======== Provided data
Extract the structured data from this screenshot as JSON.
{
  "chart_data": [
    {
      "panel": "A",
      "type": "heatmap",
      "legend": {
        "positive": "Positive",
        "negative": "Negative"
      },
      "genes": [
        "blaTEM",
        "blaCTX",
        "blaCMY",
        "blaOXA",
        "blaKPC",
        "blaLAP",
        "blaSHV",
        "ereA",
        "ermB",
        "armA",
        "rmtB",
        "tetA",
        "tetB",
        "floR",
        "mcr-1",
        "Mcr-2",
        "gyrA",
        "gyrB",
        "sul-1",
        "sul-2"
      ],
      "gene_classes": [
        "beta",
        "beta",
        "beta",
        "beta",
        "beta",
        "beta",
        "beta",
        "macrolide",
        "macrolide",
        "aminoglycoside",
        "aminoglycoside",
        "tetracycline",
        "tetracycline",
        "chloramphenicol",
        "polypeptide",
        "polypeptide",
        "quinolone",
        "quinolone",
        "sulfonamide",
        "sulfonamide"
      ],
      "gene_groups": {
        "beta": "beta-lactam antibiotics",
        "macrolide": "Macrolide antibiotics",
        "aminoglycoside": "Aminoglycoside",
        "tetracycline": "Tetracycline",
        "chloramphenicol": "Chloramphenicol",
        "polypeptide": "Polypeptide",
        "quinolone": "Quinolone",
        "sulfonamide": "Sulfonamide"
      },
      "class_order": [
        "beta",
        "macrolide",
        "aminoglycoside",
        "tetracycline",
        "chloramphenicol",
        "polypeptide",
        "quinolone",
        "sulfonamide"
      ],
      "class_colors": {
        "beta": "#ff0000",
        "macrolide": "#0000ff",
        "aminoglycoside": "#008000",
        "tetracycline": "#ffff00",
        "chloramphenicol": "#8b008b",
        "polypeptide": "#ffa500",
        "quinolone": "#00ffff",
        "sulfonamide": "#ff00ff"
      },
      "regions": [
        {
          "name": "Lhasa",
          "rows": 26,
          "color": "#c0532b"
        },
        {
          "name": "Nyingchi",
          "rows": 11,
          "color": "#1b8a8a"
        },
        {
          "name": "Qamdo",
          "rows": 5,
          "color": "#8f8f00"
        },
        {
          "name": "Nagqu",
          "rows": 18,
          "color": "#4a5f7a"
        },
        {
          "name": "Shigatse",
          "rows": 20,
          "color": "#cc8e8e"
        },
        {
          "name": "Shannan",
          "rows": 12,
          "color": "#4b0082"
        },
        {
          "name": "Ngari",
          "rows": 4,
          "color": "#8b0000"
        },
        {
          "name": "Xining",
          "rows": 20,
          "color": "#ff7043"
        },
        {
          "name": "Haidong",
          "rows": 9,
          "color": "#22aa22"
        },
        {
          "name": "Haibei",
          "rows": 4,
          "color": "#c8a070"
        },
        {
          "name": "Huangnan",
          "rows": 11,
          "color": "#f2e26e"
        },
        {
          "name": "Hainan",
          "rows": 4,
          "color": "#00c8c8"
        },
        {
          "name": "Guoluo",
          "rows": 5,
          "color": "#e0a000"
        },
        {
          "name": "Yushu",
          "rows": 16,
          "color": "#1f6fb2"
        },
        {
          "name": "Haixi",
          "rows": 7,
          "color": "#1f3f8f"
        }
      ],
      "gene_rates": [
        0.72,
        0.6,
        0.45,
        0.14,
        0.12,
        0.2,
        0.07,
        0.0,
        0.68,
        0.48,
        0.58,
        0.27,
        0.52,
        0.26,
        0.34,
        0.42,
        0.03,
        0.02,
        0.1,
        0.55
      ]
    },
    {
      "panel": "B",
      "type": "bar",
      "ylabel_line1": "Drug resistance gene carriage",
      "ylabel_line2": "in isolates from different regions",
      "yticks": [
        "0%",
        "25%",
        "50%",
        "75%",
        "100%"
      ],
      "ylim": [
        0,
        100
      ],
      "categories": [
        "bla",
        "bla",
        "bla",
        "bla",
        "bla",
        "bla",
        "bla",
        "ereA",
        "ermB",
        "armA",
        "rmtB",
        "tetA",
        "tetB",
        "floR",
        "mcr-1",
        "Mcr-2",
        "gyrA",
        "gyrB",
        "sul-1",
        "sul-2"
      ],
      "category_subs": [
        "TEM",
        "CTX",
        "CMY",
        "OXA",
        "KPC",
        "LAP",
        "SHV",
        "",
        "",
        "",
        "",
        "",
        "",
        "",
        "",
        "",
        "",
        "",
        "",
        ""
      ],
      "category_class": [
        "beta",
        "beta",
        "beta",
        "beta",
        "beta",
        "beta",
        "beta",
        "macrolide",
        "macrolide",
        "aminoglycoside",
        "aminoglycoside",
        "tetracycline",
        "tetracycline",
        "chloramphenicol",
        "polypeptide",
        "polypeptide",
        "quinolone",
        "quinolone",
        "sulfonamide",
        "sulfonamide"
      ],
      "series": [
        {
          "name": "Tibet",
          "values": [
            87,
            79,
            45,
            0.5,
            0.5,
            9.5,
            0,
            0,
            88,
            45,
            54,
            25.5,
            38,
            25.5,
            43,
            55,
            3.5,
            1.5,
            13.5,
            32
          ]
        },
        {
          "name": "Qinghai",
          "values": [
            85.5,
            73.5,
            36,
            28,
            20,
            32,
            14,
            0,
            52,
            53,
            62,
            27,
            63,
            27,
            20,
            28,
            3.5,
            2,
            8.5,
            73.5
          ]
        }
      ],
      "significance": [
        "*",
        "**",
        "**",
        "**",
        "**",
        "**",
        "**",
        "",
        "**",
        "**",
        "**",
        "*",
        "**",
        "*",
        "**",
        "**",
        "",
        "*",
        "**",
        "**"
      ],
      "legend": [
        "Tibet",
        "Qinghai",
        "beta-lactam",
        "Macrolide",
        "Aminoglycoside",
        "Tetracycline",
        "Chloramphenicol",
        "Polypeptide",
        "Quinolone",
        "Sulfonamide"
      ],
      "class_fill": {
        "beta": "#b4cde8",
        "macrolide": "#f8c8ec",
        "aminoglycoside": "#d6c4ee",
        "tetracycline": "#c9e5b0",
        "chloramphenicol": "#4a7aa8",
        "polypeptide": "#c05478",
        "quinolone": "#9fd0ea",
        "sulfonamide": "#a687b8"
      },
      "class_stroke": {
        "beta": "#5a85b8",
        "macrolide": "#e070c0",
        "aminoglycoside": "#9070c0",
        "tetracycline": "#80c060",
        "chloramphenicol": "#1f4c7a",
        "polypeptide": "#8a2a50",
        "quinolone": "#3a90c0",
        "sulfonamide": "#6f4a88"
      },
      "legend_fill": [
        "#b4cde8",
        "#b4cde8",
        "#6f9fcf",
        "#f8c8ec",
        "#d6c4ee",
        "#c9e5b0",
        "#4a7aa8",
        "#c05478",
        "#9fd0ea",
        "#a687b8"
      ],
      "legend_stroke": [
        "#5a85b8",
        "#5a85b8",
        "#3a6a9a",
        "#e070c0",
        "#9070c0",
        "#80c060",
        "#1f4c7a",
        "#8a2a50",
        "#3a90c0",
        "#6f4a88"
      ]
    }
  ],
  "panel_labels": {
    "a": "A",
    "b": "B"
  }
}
================
** Goal of the exercise **
The records above are to be transcribed exactly and completely.

** Worked solution **
Extract the structured data from this screenshot as JSON.
{
  "chart_data": [
    {
      "panel": "A",
      "type": "heatmap",
      "legend": {
        "positive": "Positive",
        "negative": "Negative"
      },
      "genes": [
        "blaTEM",
        "blaCTX",
        "blaCMY",
        "blaOXA",
        "blaKPC",
        "blaLAP",
        "blaSHV",
        "ereA",
        "ermB",
        "armA",
        "rmtB",
        "tetA",
        "tetB",
        "floR",
        "mcr-1",
        "Mcr-2",
        "gyrA",
        "gyrB",
        "sul-1",
        "sul-2"
      ],
      "gene_classes": [
        "beta",
        "beta",
        "beta",
        "beta",
        "beta",
        "beta",
        "beta",
        "macrolide",
        "macrolide",
        "aminoglycoside",
        "aminoglycoside",
        "tetracycline",
        "tetracycline",
        "chloramphenicol",
        "polypeptide",
        "polypeptide",
        "quinolone",
        "quinolone",
        "sulfonamide",
        "sulfonamide"
      ],
      "gene_groups": {
        "beta": "beta-lactam antibiotics",
        "macrolide": "Macrolide antibiotics",
        "aminoglycoside": "Aminoglycoside",
        "tetracycline": "Tetracycline",
        "chloramphenicol": "Chloramphenicol",
        "polypeptide": "Polypeptide",
        "quinolone": "Quinolone",
        "sulfonamide": "Sulfonamide"
      },
      "class_order": [
        "beta",
        "macrolide",
        "aminoglycoside",
        "tetracycline",
        "chloramphenicol",
        "polypeptide",
        "quinolone",
        "sulfonamide"
      ],
      "class_colors": {
        "beta": "#ff0000",
        "macrolide": "#0000ff",
        "aminoglycoside": "#008000",
        "tetracycline": "#ffff00",
        "chloramphenicol": "#8b008b",
        "polypeptide": "#ffa500",
        "quinolone": "#00ffff",
        "sulfonamide": "#ff00ff"
      },
      "regions": [
        {
          "name": "Lhasa",
          "rows": 26,
          "color": "#c0532b"
        },
        {
          "name": "Nyingchi",
          "rows": 11,
          "color": "#1b8a8a"
        },
        {
          "name": "Qamdo",
          "rows": 5,
          "color": "#8f8f00"
        },
        {
          "name": "Nagqu",
          "rows": 18,
          "color": "#4a5f7a"
        },
        {
          "name": "Shigatse",
          "rows": 20,
          "color": "#cc8e8e"
        },
        {
          "name": "Shannan",
          "rows": 12,
          "color": "#4b0082"
        },
        {
          "name": "Ngari",
          "rows": 4,
          "color": "#8b0000"
        },
        {
          "name": "Xining",
          "rows": 20,
          "color": "#ff7043"
        },
        {
          "name": "Haidong",
          "rows": 9,
          "color": "#22aa22"
        },
        {
          "name": "Haibei",
          "rows": 4,
          "color": "#c8a070"
        },
        {
          "name": "Huangnan",
          "rows": 11,
          "color": "#f2e26e"
        },
        {
          "name": "Hainan",
          "rows": 4,
          "color": "#00c8c8"
        },
        {
          "name": "Guoluo",
          "rows": 5,
          "color": "#e0a000"
        },
        {
          "name": "Yushu",
          "rows": 16,
          "color": "#1f6fb2"
        },
        {
          "name": "Haixi",
          "rows": 7,
          "color": "#1f3f8f"
        }
      ],
      "gene_rates": [
        0.72,
        0.6,
        0.45,
        0.14,
        0.12,
        0.2,
        0.07,
        0.0,
        0.68,
        0.48,
        0.58,
        0.27,
        0.52,
        0.26,
        0.34,
        0.42,
        0.03,
        0.02,
        0.1,
        0.55
      ]
    },
    {
      "panel": "B",
      "type": "bar",
      "ylabel_line1": "Drug resistance gene carriage",
      "ylabel_line2": "in isolates from different regions",
      "yticks": [
        "0%",
        "25%",
        "50%",
        "75%",
        "100%"
      ],
      "ylim": [
        0,
        100
      ],
      "categories": [
        "bla",
        "bla",
        "bla",
        "bla",
        "bla",
        "bla",
        "bla",
        "ereA",
        "ermB",
        "armA",
        "rmtB",
        "tetA",
        "tetB",
        "floR",
        "mcr-1",
        "Mcr-2",
        "gyrA",
        "gyrB",
        "sul-1",
        "sul-2"
      ],
      "category_subs": [
        "TEM",
        "CTX",
        "CMY",
        "OXA",
        "KPC",
        "LAP",
        "SHV",
        "",
        "",
        "",
        "",
        "",
        "",
        "",
        "",
        "",
        "",
        "",
        "",
        ""
      ],
      "category_class": [
        "beta",
        "beta",
        "beta",
        "beta",
        "beta",
        "beta",
        "beta",
        "macrolide",
        "macrolide",
        "aminoglycoside",
        "aminoglycoside",
        "tetracycline",
        "tetracycline",
        "chloramphenicol",
        "polypeptide",
        "polypeptide",
        "quinolone",
        "quinolone",
        "sulfonamide",
        "sulfonamide"
      ],
      "series": [
        {
          "name": "Tibet",
          "values": [
            87,
            79,
            45,
            0.5,
            0.5,
            9.5,
            0,
            0,
            88,
            45,
            54,
            25.5,
            38,
            25.5,
            43,
            55,
            3.5,
            1.5,
            13.5,
            32
          ]
        },
        {
          "name": "Qinghai",
          "values": [
            85.5,
            73.5,
            36,
            28,
            20,
            32,
            14,
            0,
            52,
            53,
            62,
            27,
            63,
            27,
            20,
            28,
            3.5,
            2,
            8.5,
            73.5
          ]
        }
      ],
      "significance": [
        "*",
        "**",
        "**",
        "**",
        "**",
        "**",
        "**",
        "",
        "**",
        "**",
        "**",
        "*",
        "**",
        "*",
        "**",
        "**",
        "",
        "*",
        "**",
        "**"
      ],
      "legend": [
        "Tibet",
        "Qinghai",
        "beta-lactam",
        "Macrolide",
        "Aminoglycoside",
        "Tetracycline",
        "Chloramphenicol",
        "Polypeptide",
        "Quinolone",
        "Sulfonamide"
      ],
      "class_fill": {
        "beta": "#b4cde8",
        "macrolide": "#f8c8ec",
        "aminoglycoside": "#d6c4ee",
        "tetracycline": "#c9e5b0",
        "chloramphenicol": "#4a7aa8",
        "polypeptide": "#c05478",
        "quinolone": "#9fd0ea",
        "sulfonamide": "#a687b8"
      },
      "class_stroke": {
        "beta": "#5a85b8",
        "macrolide": "#e070c0",
        "aminoglycoside": "#9070c0",
        "tetracycline": "#80c060",
        "chloramphenicol": "#1f4c7a",
        "polypeptide": "#8a2a50",
        "quinolone": "#3a90c0",
        "sulfonamide": "#6f4a88"
      },
      "legend_fill": [
        "#b4cde8",
        "#b4cde8",
        "#6f9fcf",
        "#f8c8ec",
        "#d6c4ee",
        "#c9e5b0",
        "#4a7aa8",
        "#c05478",
        "#9fd0ea",
        "#a687b8"
      ],
      "legend_stroke": [
        "#5a85b8",
        "#5a85b8",
        "#3a6a9a",
        "#e070c0",
        "#9070c0",
        "#80c060",
        "#1f4c7a",
        "#8a2a50",
        "#3a90c0",
        "#6f4a88"
      ]
    }
  ],
  "panel_labels": {
    "a": "A",
    "b": "B"
  }
}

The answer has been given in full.